#### What needs to be done:
Quote the records beneath, complete and exact. Leave out images.

── Material to process ──

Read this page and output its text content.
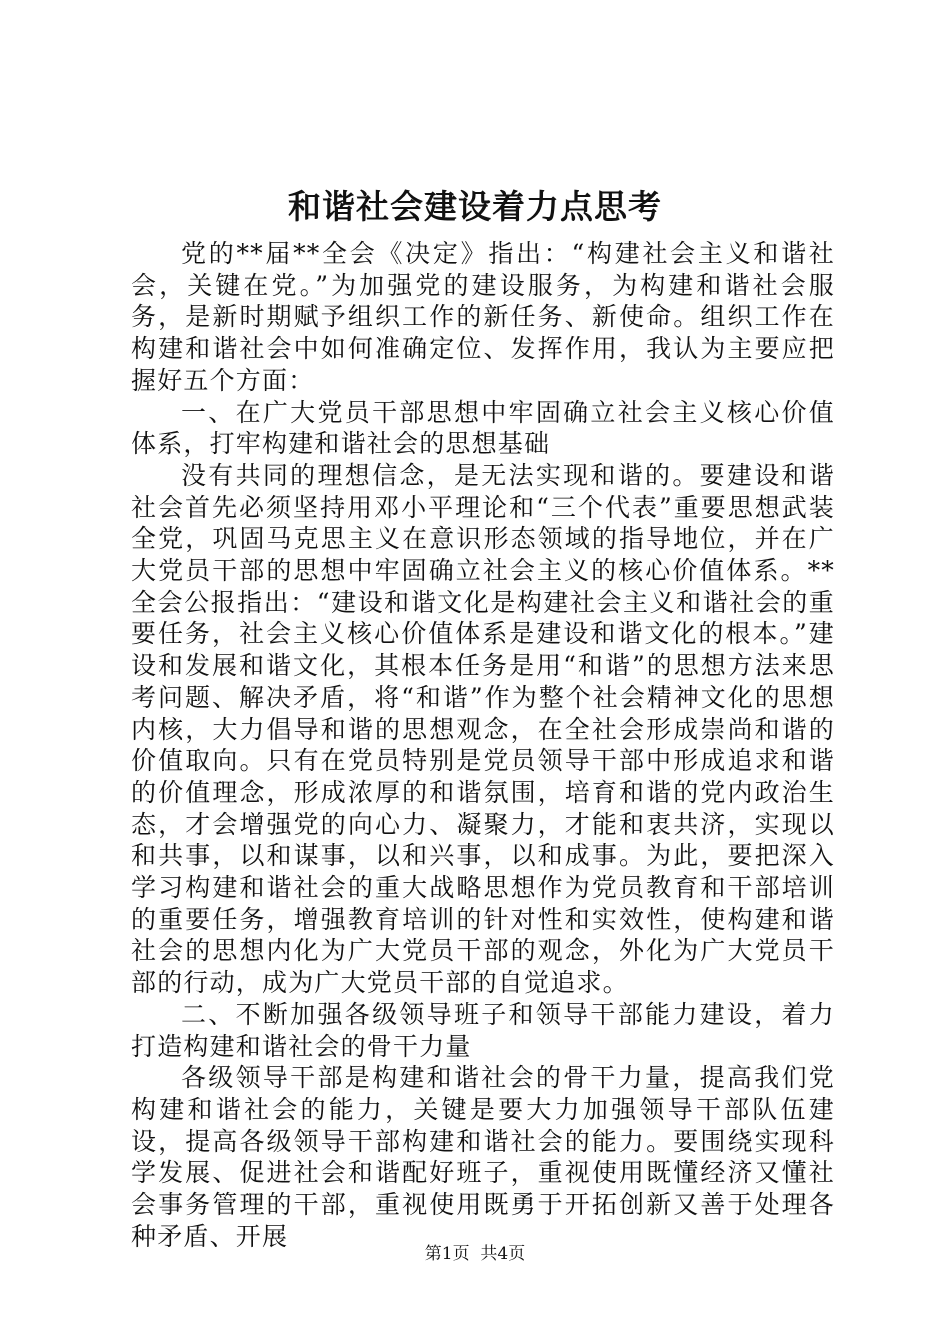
和谐社会建设着力点思考

党的**届**全会《决定》指出：“构建社会主义和谐社会，关键在党。”为加强党的建设服务，为构建和谐社会服务，是新时期赋予组织工作的新任务、新使命。组织工作在构建和谐社会中如何准确定位、发挥作用，我认为主要应把握好五个方面：

一、在广大党员干部思想中牢固确立社会主义核心价值体系，打牢构建和谐社会的思想基础

没有共同的理想信念，是无法实现和谐的。要建设和谐社会首先必须坚持用邓小平理论和“三个代表”重要思想武装全党，巩固马克思主义在意识形态领域的指导地位，并在广大党员干部的思想中牢固确立社会主义的核心价值体系。**全会公报指出：“建设和谐文化是构建社会主义和谐社会的重要任务，社会主义核心价值体系是建设和谐文化的根本。”建设和发展和谐文化，其根本任务是用“和谐”的思想方法来思考问题、解决矛盾，将“和谐”作为整个社会精神文化的思想内核，大力倡导和谐的思想观念，在全社会形成崇尚和谐的价值取向。只有在党员特别是党员领导干部中形成追求和谐的价值理念，形成浓厚的和谐氛围，培育和谐的党内政治生态，才会增强党的向心力、凝聚力，才能和衷共济，实现以和共事，以和谋事，以和兴事，以和成事。为此，要把深入学习构建和谐社会的重大战略思想作为党员教育和干部培训的重要任务，增强教育培训的针对性和实效性，使构建和谐社会的思想内化为广大党员干部的观念，外化为广大党员干部的行动，成为广大党员干部的自觉追求。

二、不断加强各级领导班子和领导干部能力建设，着力打造构建和谐社会的骨干力量

各级领导干部是构建和谐社会的骨干力量，提高我们党构建和谐社会的能力，关键是要大力加强领导干部队伍建设，提高各级领导干部构建和谐社会的能力。要围绕实现科学发展、促进社会和谐配好班子，重视使用既懂经济又懂社会事务管理的干部，重视使用既勇于开拓创新又善于处理各种矛盾、开展

第1页 共4页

───

#### The solution:
Read this page and output its text content.
和谐社会建设着力点思考

党的**届**全会《决定》指出：“构建社会主义和谐社会，关键在党。”为加强党的建设服务，为构建和谐社会服务，是新时期赋予组织工作的新任务、新使命。组织工作在构建和谐社会中如何准确定位、发挥作用，我认为主要应把握好五个方面：

一、在广大党员干部思想中牢固确立社会主义核心价值体系，打牢构建和谐社会的思想基础

没有共同的理想信念，是无法实现和谐的。要建设和谐社会首先必须坚持用邓小平理论和“三个代表”重要思想武装全党，巩固马克思主义在意识形态领域的指导地位，并在广大党员干部的思想中牢固确立社会主义的核心价值体系。**全会公报指出：“建设和谐文化是构建社会主义和谐社会的重要任务，社会主义核心价值体系是建设和谐文化的根本。”建设和发展和谐文化，其根本任务是用“和谐”的思想方法来思考问题、解决矛盾，将“和谐”作为整个社会精神文化的思想内核，大力倡导和谐的思想观念，在全社会形成崇尚和谐的价值取向。只有在党员特别是党员领导干部中形成追求和谐的价值理念，形成浓厚的和谐氛围，培育和谐的党内政治生态，才会增强党的向心力、凝聚力，才能和衷共济，实现以和共事，以和谋事，以和兴事，以和成事。为此，要把深入学习构建和谐社会的重大战略思想作为党员教育和干部培训的重要任务，增强教育培训的针对性和实效性，使构建和谐社会的思想内化为广大党员干部的观念，外化为广大党员干部的行动，成为广大党员干部的自觉追求。

二、不断加强各级领导班子和领导干部能力建设，着力打造构建和谐社会的骨干力量

各级领导干部是构建和谐社会的骨干力量，提高我们党构建和谐社会的能力，关键是要大力加强领导干部队伍建设，提高各级领导干部构建和谐社会的能力。要围绕实现科学发展、促进社会和谐配好班子，重视使用既懂经济又懂社会事务管理的干部，重视使用既勇于开拓创新又善于处理各种矛盾、开展

第1页 共4页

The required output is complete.